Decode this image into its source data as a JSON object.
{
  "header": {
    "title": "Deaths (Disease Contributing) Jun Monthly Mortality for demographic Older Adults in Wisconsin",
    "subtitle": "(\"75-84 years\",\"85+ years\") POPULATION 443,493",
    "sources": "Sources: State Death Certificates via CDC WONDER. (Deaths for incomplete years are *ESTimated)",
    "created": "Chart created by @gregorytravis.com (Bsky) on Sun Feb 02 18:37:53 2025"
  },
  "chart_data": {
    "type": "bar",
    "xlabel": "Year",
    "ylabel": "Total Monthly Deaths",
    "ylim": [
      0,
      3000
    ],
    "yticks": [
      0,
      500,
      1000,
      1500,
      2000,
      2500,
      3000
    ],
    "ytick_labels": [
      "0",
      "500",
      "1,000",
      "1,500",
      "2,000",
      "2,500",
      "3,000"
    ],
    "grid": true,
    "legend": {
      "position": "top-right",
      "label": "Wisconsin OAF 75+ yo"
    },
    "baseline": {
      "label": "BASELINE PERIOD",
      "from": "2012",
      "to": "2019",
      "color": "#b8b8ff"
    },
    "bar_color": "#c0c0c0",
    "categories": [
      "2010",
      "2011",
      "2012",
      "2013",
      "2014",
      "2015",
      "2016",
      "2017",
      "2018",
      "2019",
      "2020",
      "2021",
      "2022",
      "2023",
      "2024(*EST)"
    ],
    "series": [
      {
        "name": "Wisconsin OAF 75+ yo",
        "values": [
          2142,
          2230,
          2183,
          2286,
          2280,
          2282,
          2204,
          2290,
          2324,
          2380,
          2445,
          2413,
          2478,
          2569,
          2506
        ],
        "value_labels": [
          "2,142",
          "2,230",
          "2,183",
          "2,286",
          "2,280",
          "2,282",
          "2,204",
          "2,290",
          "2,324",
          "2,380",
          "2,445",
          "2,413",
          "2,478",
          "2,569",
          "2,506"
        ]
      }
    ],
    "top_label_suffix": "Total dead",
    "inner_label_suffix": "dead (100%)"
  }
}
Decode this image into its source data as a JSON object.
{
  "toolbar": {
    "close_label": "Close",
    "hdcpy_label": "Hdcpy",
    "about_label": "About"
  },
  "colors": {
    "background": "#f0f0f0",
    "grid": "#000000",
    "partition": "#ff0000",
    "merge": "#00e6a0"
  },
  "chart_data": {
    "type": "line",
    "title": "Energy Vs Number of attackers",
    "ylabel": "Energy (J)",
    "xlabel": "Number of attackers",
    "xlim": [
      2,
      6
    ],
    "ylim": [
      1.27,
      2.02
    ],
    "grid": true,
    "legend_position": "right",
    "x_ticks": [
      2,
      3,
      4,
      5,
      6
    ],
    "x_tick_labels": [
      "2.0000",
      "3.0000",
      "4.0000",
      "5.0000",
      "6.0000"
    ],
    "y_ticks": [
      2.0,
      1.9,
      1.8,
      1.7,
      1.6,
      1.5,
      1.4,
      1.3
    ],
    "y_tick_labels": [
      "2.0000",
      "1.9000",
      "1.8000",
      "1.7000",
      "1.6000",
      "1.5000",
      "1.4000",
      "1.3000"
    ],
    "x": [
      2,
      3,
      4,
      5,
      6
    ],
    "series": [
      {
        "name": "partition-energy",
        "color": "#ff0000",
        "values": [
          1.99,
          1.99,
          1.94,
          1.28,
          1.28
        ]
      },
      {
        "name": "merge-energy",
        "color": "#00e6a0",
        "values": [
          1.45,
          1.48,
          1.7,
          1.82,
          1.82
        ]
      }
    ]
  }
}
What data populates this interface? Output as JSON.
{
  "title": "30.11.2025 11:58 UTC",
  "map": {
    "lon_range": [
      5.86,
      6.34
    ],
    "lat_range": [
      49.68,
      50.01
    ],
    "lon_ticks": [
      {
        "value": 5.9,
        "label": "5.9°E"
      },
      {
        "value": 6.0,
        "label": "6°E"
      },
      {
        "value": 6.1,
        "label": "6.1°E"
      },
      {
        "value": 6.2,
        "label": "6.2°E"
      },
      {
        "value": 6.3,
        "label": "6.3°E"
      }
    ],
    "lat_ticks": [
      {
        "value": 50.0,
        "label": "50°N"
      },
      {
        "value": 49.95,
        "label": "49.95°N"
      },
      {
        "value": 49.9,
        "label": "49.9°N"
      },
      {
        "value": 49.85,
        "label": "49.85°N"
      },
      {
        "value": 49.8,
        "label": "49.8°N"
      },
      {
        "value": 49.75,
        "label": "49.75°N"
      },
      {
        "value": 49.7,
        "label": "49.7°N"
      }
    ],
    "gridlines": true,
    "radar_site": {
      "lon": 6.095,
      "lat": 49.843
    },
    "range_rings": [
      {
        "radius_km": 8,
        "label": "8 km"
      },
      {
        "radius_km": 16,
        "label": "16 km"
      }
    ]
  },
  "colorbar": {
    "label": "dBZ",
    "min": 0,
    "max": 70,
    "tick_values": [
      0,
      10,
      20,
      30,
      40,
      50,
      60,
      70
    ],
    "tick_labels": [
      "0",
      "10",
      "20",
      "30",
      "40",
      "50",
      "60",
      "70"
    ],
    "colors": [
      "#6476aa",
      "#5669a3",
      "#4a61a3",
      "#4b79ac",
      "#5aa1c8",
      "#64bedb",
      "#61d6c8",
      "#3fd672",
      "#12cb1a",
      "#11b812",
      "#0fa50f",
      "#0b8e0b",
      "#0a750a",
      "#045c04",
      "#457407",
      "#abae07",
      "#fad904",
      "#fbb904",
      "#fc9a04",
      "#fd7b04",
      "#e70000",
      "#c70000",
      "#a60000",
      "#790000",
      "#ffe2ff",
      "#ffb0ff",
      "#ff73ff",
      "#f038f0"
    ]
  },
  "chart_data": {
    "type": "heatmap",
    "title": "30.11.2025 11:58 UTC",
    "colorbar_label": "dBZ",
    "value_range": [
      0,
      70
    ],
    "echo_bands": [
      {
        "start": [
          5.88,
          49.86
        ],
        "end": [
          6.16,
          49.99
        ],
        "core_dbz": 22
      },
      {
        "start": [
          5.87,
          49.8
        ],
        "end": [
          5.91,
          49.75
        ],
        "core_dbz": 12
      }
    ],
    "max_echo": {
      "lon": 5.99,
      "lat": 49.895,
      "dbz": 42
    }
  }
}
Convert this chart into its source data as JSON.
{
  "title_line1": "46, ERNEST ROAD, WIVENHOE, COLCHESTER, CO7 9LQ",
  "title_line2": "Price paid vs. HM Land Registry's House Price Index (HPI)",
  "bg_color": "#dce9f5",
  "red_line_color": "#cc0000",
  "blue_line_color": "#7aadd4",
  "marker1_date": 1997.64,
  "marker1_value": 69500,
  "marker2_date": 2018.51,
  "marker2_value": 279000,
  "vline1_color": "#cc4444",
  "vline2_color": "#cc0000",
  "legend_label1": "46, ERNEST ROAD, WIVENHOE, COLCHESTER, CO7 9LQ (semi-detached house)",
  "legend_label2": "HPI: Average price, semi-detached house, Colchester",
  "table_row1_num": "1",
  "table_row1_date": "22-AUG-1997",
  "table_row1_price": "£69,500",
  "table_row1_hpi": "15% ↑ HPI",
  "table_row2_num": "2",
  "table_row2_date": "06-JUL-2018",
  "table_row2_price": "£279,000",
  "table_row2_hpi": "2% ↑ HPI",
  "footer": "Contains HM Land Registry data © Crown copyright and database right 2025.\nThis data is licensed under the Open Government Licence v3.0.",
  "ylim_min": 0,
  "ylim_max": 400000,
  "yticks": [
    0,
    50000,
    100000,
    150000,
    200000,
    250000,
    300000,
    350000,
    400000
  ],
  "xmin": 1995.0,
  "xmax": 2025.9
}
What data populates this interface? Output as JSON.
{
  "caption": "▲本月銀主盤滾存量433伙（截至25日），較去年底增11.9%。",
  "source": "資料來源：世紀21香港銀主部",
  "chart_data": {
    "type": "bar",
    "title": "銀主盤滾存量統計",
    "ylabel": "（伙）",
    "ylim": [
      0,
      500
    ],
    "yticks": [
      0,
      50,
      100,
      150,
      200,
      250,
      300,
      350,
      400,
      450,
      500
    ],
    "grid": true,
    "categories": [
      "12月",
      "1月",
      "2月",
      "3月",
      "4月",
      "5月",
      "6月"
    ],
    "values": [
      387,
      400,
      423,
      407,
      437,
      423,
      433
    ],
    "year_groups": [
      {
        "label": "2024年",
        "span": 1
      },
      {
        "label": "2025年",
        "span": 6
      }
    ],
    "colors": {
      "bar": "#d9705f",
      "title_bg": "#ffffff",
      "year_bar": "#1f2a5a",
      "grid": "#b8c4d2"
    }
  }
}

···

▶ [Given instruction]:
In the records above, locate each line with the word "Monthly". Copy all such lines.

▶ [Exercise response]:
    "title": "Deaths (Disease Contributing) Jun Monthly Mortality for demographic Older Adults in Wisconsin",
    "ylabel": "Total Monthly Deaths",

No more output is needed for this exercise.